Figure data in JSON
________
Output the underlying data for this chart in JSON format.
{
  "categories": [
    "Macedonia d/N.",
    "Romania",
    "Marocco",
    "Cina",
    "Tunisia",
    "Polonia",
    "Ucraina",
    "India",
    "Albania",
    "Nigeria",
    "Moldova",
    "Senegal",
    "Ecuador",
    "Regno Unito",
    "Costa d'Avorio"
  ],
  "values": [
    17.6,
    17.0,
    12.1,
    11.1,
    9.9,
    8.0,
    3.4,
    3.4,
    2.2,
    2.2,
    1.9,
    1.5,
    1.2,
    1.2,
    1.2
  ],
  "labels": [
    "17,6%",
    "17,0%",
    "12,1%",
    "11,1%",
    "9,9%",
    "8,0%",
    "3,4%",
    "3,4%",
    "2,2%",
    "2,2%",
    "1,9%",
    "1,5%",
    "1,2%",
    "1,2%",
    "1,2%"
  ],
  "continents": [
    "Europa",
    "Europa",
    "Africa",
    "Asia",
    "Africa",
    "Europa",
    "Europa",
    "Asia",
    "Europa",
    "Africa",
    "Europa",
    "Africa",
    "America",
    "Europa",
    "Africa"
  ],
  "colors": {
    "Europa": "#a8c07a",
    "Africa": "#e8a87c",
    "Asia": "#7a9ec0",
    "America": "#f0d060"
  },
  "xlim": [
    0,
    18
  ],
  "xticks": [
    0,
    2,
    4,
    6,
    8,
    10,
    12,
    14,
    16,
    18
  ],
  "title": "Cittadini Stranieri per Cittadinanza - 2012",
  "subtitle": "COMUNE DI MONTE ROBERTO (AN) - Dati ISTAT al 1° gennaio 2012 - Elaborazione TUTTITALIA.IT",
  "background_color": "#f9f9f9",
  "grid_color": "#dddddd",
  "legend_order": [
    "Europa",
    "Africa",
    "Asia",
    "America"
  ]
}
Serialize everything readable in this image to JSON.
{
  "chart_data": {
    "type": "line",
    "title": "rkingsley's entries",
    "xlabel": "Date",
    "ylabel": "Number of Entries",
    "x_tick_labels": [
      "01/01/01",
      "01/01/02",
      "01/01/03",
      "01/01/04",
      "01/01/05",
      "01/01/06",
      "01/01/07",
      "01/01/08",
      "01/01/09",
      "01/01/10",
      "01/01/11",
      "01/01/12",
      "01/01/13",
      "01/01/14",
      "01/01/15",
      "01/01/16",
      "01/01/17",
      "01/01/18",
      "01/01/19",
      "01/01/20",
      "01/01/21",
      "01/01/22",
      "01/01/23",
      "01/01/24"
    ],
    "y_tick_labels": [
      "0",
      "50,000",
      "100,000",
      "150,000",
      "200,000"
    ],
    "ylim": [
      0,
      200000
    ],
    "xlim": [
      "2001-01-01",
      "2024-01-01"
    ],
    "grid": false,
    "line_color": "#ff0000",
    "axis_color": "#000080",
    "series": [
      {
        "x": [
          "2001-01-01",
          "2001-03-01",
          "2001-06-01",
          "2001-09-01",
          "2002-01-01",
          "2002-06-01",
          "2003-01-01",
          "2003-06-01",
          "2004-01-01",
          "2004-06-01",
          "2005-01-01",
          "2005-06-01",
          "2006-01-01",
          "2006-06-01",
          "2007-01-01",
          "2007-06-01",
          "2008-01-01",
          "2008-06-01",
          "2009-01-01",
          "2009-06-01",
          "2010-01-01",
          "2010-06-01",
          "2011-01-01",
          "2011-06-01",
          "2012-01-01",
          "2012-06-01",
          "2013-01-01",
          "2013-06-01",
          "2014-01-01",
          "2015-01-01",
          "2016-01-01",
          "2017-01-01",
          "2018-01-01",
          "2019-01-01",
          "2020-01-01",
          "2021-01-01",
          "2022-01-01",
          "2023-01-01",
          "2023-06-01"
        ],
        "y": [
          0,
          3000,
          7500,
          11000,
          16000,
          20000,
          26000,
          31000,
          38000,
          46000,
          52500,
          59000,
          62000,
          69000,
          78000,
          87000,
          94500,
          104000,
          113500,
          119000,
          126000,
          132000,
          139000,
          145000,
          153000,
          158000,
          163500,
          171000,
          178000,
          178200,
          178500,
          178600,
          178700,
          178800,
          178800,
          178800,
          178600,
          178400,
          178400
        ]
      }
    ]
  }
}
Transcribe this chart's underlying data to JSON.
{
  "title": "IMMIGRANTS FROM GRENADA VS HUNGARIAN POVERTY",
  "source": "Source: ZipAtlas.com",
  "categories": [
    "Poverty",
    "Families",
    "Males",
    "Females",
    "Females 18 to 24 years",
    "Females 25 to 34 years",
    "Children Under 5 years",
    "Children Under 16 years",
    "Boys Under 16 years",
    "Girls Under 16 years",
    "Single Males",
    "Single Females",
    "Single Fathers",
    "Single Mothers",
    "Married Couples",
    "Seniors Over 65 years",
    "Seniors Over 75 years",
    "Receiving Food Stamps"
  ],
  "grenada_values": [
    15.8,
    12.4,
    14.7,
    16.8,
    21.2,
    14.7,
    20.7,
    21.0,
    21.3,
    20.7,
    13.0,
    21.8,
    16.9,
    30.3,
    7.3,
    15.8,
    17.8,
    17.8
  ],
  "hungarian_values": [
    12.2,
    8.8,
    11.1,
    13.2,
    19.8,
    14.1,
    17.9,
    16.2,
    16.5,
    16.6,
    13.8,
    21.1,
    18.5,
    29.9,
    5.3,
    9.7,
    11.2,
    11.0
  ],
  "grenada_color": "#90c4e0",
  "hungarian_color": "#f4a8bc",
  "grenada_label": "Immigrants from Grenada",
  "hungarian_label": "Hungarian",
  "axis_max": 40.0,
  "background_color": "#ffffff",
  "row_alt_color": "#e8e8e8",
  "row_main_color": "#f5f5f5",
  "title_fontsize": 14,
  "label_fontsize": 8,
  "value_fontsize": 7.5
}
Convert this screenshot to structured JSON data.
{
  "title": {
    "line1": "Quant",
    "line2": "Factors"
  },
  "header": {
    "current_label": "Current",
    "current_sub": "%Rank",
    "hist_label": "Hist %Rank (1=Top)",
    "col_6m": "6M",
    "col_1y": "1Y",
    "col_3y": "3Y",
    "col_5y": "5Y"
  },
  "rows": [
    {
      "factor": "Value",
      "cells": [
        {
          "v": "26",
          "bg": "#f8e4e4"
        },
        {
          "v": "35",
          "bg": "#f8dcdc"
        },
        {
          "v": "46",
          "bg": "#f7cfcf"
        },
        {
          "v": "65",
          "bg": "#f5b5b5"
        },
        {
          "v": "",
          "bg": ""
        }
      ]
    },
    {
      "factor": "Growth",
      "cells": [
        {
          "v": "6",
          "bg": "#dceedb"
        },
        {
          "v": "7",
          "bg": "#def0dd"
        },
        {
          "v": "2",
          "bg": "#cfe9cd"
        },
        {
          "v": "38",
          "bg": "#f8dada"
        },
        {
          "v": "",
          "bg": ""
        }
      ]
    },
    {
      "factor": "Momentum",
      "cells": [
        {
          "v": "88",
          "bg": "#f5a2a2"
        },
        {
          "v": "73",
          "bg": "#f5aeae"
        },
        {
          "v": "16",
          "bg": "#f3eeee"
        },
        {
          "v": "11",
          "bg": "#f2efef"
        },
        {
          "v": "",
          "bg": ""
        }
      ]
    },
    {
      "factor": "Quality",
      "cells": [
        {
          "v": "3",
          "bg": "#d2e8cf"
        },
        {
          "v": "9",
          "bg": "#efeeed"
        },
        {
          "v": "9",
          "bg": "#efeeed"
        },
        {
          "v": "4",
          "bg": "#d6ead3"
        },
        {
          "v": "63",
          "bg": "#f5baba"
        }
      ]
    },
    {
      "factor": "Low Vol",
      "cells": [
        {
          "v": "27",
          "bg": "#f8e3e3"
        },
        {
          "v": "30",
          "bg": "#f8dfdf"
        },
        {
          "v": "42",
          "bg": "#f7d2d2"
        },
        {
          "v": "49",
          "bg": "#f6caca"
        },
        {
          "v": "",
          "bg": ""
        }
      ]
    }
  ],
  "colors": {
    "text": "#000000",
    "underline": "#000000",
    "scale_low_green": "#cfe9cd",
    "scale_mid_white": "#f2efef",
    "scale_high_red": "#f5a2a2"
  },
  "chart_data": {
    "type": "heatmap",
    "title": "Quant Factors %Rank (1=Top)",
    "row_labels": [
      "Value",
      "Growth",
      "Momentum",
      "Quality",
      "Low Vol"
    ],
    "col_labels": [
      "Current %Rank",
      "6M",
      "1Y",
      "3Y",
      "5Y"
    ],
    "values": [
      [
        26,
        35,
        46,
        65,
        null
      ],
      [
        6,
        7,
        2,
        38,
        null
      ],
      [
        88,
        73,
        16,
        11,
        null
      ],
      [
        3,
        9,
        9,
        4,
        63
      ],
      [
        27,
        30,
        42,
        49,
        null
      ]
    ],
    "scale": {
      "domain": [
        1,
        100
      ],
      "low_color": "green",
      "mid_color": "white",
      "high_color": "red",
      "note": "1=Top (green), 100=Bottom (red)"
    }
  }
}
________
**What you have to do:** In the entries above, identify every line with the word "Seniors". Copy those lines.

**Reply to the exercise:**
    "Seniors Over 65 years",
    "Seniors Over 75 years",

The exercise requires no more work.